What you should do:
Can you write out the whole listing exactly?
>>>>>
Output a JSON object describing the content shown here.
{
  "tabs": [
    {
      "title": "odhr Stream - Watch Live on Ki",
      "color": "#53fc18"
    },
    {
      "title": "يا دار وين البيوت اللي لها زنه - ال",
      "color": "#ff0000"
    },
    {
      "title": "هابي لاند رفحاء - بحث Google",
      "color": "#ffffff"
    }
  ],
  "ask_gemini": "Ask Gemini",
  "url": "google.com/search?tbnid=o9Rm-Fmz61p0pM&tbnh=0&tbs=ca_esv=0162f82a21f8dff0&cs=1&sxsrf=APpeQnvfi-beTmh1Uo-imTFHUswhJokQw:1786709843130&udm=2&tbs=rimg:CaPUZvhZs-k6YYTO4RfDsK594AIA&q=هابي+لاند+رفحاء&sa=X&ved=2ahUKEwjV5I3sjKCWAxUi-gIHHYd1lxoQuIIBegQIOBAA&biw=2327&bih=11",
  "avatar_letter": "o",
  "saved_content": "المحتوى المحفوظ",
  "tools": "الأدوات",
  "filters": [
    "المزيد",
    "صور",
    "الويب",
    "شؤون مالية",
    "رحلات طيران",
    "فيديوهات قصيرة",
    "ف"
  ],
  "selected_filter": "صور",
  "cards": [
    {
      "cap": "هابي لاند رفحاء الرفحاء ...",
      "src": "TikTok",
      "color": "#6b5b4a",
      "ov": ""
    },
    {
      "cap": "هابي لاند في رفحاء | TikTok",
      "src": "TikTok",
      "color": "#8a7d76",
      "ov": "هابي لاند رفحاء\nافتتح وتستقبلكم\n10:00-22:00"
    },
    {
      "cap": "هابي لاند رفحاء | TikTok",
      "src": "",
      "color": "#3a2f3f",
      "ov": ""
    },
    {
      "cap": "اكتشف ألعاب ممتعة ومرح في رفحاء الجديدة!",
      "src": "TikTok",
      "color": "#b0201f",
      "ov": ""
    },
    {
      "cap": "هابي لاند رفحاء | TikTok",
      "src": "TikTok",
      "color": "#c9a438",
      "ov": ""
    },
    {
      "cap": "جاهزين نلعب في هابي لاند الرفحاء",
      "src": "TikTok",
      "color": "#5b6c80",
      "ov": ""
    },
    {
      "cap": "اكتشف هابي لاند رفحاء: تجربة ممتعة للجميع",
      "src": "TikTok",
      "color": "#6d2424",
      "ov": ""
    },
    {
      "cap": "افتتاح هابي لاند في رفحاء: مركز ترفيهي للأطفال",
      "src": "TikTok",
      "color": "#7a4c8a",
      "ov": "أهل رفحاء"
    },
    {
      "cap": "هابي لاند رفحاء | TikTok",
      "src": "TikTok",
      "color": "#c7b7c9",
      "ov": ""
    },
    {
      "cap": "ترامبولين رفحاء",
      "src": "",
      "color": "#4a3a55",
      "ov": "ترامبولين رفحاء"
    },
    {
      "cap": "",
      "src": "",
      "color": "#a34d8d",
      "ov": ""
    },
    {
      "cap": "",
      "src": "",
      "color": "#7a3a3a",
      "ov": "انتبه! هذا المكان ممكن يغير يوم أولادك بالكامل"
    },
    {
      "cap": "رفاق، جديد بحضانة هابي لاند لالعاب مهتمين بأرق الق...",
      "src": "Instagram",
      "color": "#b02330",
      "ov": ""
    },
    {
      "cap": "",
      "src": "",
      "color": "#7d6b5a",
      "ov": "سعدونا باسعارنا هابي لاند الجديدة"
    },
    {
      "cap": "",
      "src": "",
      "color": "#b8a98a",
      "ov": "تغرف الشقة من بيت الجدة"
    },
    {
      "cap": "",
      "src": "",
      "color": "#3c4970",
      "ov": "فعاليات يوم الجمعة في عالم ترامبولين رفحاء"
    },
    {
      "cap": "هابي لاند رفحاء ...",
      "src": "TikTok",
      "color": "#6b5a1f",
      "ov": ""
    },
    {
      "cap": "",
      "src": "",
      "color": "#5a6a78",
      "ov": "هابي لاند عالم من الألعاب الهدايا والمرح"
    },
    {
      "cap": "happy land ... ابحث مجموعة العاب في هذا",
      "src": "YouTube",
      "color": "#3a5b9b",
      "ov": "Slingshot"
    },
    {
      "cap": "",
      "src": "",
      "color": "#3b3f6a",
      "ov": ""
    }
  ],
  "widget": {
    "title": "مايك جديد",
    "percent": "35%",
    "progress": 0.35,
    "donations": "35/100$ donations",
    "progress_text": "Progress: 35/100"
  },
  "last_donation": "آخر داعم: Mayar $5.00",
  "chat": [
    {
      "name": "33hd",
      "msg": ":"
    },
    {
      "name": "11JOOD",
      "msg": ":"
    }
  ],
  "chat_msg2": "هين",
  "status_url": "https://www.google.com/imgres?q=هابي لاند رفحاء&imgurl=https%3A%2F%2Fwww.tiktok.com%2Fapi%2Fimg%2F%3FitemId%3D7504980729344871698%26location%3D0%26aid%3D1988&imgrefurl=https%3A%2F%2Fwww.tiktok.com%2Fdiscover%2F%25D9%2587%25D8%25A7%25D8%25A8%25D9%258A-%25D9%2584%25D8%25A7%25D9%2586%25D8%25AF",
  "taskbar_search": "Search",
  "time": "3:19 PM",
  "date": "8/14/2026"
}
<<<<<
Exercise response:
Output a JSON object describing the content shown here.
{
  "tabs": [
    {
      "title": "odhr Stream - Watch Live on Ki",
      "color": "#53fc18"
    },
    {
      "title": "يا دار وين البيوت اللي لها زنه - ال",
      "color": "#ff0000"
    },
    {
      "title": "هابي لاند رفحاء - بحث Google",
      "color": "#ffffff"
    }
  ],
  "ask_gemini": "Ask Gemini",
  "url": "google.com/search?tbnid=o9Rm-Fmz61p0pM&tbnh=0&tbs=ca_esv=0162f82a21f8dff0&cs=1&sxsrf=APpeQnvfi-beTmh1Uo-imTFHUswhJokQw:1786709843130&udm=2&tbs=rimg:CaPUZvhZs-k6YYTO4RfDsK594AIA&q=هابي+لاند+رفحاء&sa=X&ved=2ahUKEwjV5I3sjKCWAxUi-gIHHYd1lxoQuIIBegQIOBAA&biw=2327&bih=11",
  "avatar_letter": "o",
  "saved_content": "المحتوى المحفوظ",
  "tools": "الأدوات",
  "filters": [
    "المزيد",
    "صور",
    "الويب",
    "شؤون مالية",
    "رحلات طيران",
    "فيديوهات قصيرة",
    "ف"
  ],
  "selected_filter": "صور",
  "cards": [
    {
      "cap": "هابي لاند رفحاء الرفحاء ...",
      "src": "TikTok",
      "color": "#6b5b4a",
      "ov": ""
    },
    {
      "cap": "هابي لاند في رفحاء | TikTok",
      "src": "TikTok",
      "color": "#8a7d76",
      "ov": "هابي لاند رفحاء\nافتتح وتستقبلكم\n10:00-22:00"
    },
    {
      "cap": "هابي لاند رفحاء | TikTok",
      "src": "",
      "color": "#3a2f3f",
      "ov": ""
    },
    {
      "cap": "اكتشف ألعاب ممتعة ومرح في رفحاء الجديدة!",
      "src": "TikTok",
      "color": "#b0201f",
      "ov": ""
    },
    {
      "cap": "هابي لاند رفحاء | TikTok",
      "src": "TikTok",
      "color": "#c9a438",
      "ov": ""
    },
    {
      "cap": "جاهزين نلعب في هابي لاند الرفحاء",
      "src": "TikTok",
      "color": "#5b6c80",
      "ov": ""
    },
    {
      "cap": "اكتشف هابي لاند رفحاء: تجربة ممتعة للجميع",
      "src": "TikTok",
      "color": "#6d2424",
      "ov": ""
    },
    {
      "cap": "افتتاح هابي لاند في رفحاء: مركز ترفيهي للأطفال",
      "src": "TikTok",
      "color": "#7a4c8a",
      "ov": "أهل رفحاء"
    },
    {
      "cap": "هابي لاند رفحاء | TikTok",
      "src": "TikTok",
      "color": "#c7b7c9",
      "ov": ""
    },
    {
      "cap": "ترامبولين رفحاء",
      "src": "",
      "color": "#4a3a55",
      "ov": "ترامبولين رفحاء"
    },
    {
      "cap": "",
      "src": "",
      "color": "#a34d8d",
      "ov": ""
    },
    {
      "cap": "",
      "src": "",
      "color": "#7a3a3a",
      "ov": "انتبه! هذا المكان ممكن يغير يوم أولادك بالكامل"
    },
    {
      "cap": "رفاق، جديد بحضانة هابي لاند لالعاب مهتمين بأرق الق...",
      "src": "Instagram",
      "color": "#b02330",
      "ov": ""
    },
    {
      "cap": "",
      "src": "",
      "color": "#7d6b5a",
      "ov": "سعدونا باسعارنا هابي لاند الجديدة"
    },
    {
      "cap": "",
      "src": "",
      "color": "#b8a98a",
      "ov": "تغرف الشقة من بيت الجدة"
    },
    {
      "cap": "",
      "src": "",
      "color": "#3c4970",
      "ov": "فعاليات يوم الجمعة في عالم ترامبولين رفحاء"
    },
    {
      "cap": "هابي لاند رفحاء ...",
      "src": "TikTok",
      "color": "#6b5a1f",
      "ov": ""
    },
    {
      "cap": "",
      "src": "",
      "color": "#5a6a78",
      "ov": "هابي لاند عالم من الألعاب الهدايا والمرح"
    },
    {
      "cap": "happy land ... ابحث مجموعة العاب في هذا",
      "src": "YouTube",
      "color": "#3a5b9b",
      "ov": "Slingshot"
    },
    {
      "cap": "",
      "src": "",
      "color": "#3b3f6a",
      "ov": ""
    }
  ],
  "widget": {
    "title": "مايك جديد",
    "percent": "35%",
    "progress": 0.35,
    "donations": "35/100$ donations",
    "progress_text": "Progress: 35/100"
  },
  "last_donation": "آخر داعم: Mayar $5.00",
  "chat": [
    {
      "name": "33hd",
      "msg": ":"
    },
    {
      "name": "11JOOD",
      "msg": ":"
    }
  ],
  "chat_msg2": "هين",
  "status_url": "https://www.google.com/imgres?q=هابي لاند رفحاء&imgurl=https%3A%2F%2Fwww.tiktok.com%2Fapi%2Fimg%2F%3FitemId%3D7504980729344871698%26location%3D0%26aid%3D1988&imgrefurl=https%3A%2F%2Fwww.tiktok.com%2Fdiscover%2F%25D9%2587%25D8%25A7%25D8%25A8%25D9%258A-%25D9%2584%25D8%25A7%25D9%2586%25D8%25AF",
  "taskbar_search": "Search",
  "time": "3:19 PM",
  "date": "8/14/2026"
}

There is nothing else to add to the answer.